Saved entries:

::::::::::

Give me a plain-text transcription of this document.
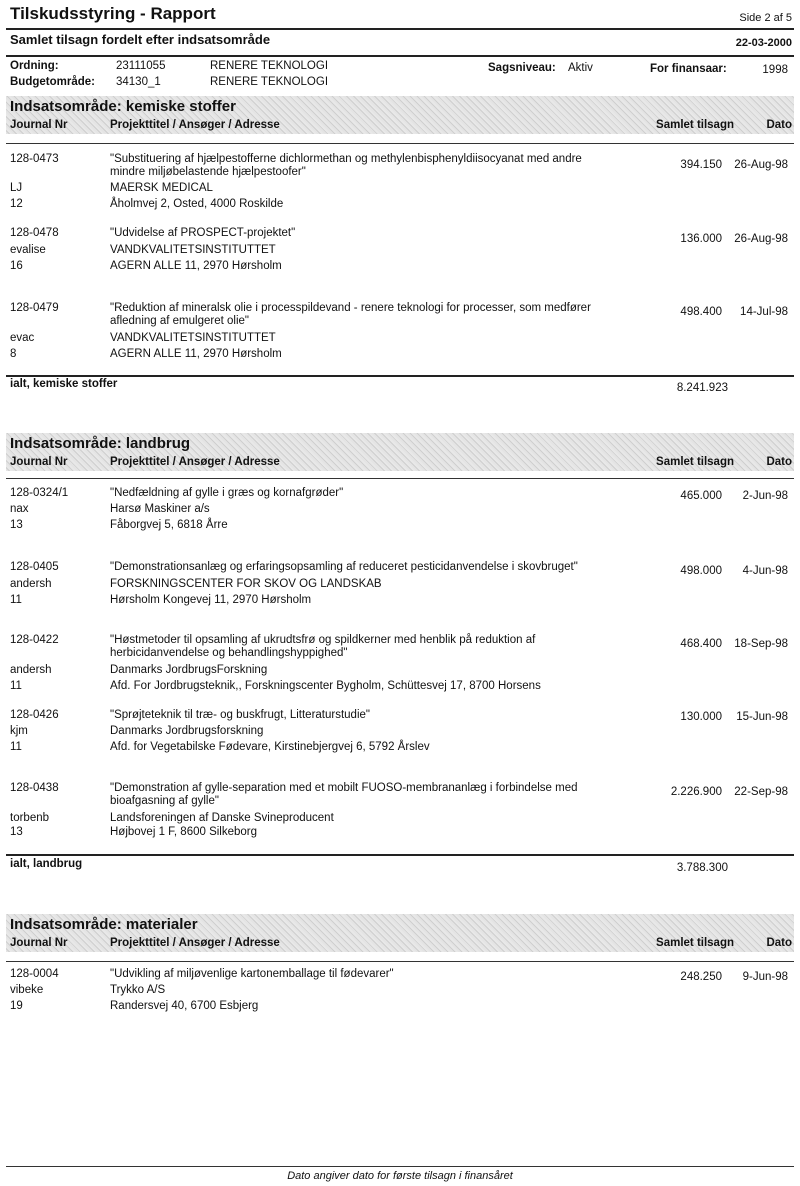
Tilskudsstyring - Rapport	Side 2 af 5
Samlet tilsagn fordelt efter indsatsområde	22-03-2000
Ordning:	23111055	RENERE TEKNOLOGI	Sagsniveau: Aktiv	For finansaar:	1998
Budgetområde: 34130_1	RENERE TEKNOLOGI
Indsatsområde: kemiske stoffer
Journal Nr	Projekttitel / Ansøger / Adresse	Samlet tilsagn	Dato
128-0473	"Substituering af hjælpestofferne dichlormethan og methylenbisphenyldiisocyanat med andre mindre miljøbelastende hjælpestoofer"
394.150 26-Aug-98
LJ	MAERSK MEDICAL
12	Åholmvej 2, Osted, 4000 Roskilde
128-0478	"Udvidelse af PROSPECT-projektet"	136.000 26-Aug-98
evalise	VANDKVALITETSINSTITUTTET
16	AGERN ALLE 11, 2970 Hørsholm
128-0479	"Reduktion af mineralsk olie i processpildevand - renere teknologi for processer, som medfører afledning af emulgeret olie"
498.400 14-Jul-98
evac	VANDKVALITETSINSTITUTTET
8	AGERN ALLE 11, 2970 Hørsholm
ialt, kemiske stoffer	8.241.923
Indsatsområde: landbrug
Journal Nr	Projekttitel / Ansøger / Adresse	Samlet tilsagn	Dato
128-0324/1	"Nedfældning af gylle i græs og kornafgrøder"	465.000 2-Jun-98
nax	Harsø Maskiner a/s
13	Fåborgvej 5, 6818 Årre
128-0405	"Demonstrationsanlæg og erfaringsopsamling af reduceret pesticidanvendelse i skovbruget"	498.000 4-Jun-98
andersh	FORSKNINGSCENTER FOR SKOV OG LANDSKAB
11	Hørsholm Kongevej 11, 2970 Hørsholm
128-0422	"Høstmetoder til opsamling af ukrudtsfrø og spildkerner med henblik på reduktion af herbicidanvendelse og behandlingshyppighed"
468.400 18-Sep-98
andersh	Danmarks JordbrugsForskning
11	Afd. For Jordbrugsteknik,, Forskningscenter Bygholm, Schüttesvej 17, 8700 Horsens
128-0426	"Sprøjteteknik til træ- og buskfrugt, Litteraturstudie"	130.000 15-Jun-98
kjm	Danmarks Jordbrugsforskning
11	Afd. for Vegetabilske Fødevare, Kirstinebjergvej 6, 5792 Årslev
128-0438	"Demonstration af gylle-separation med et mobilt FUOSO-membrananlæg i forbindelse med bioafgasning af gylle"
2.226.900 22-Sep-98
torbenb	Landsforeningen af Danske Svineproducent
13	Højbovej 1 F, 8600 Silkeborg
ialt, landbrug	3.788.300
Indsatsområde: materialer
Journal Nr	Projekttitel / Ansøger / Adresse	Samlet tilsagn	Dato
128-0004	"Udvikling af miljøvenlige kartonemballage til fødevarer"	248.250 9-Jun-98
vibeke	Trykko A/S
19	Randersvej 40, 6700 Esbjerg
Dato angiver dato for første tilsagn i finansåret
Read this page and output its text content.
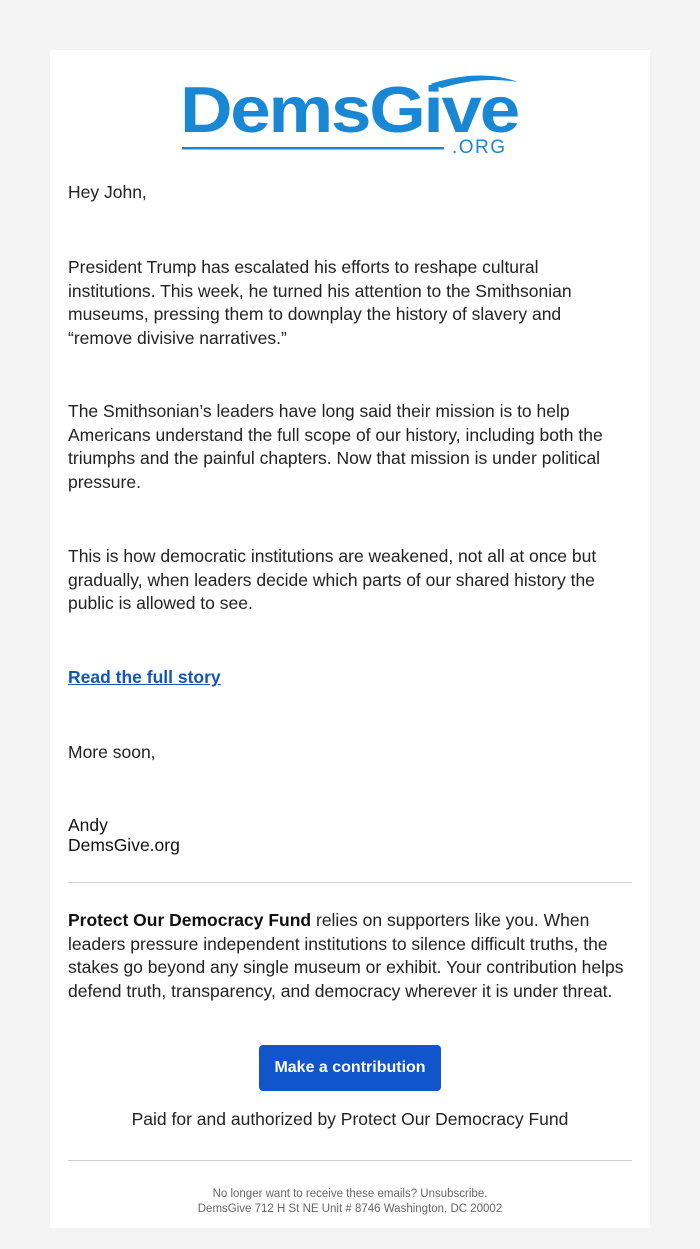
DemsGive
.ORG

Hey John,

President Trump has escalated his efforts to reshape cultural institutions. This week, he turned his attention to the Smithsonian museums, pressing them to downplay the history of slavery and “remove divisive narratives.”

The Smithsonian’s leaders have long said their mission is to help Americans understand the full scope of our history, including both the triumphs and the painful chapters. Now that mission is under political pressure.

This is how democratic institutions are weakened, not all at once but gradually, when leaders decide which parts of our shared history the public is allowed to see.

Read the full story

More soon,

Andy
DemsGive.org

Protect Our Democracy Fund relies on supporters like you. When leaders pressure independent institutions to silence difficult truths, the stakes go beyond any single museum or exhibit. Your contribution helps defend truth, transparency, and democracy wherever it is under threat.

Make a contribution
Paid for and authorized by Protect Our Democracy Fund
No longer want to receive these emails? Unsubscribe.
DemsGive 712 H St NE Unit # 8746 Washington, DC 20002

::::::::::

Written exercise:
Locate the lines above that hold the word "Protect". Show every one of them.

Written reply:
Protect Our Democracy Fund relies on supporters like you. When leaders pressure independent institutions to silence difficult truths, the stakes go beyond any single museum or exhibit. Your contribution helps defend truth, transparency, and democracy wherever it is under threat.
Paid for and authorized by Protect Our Democracy Fund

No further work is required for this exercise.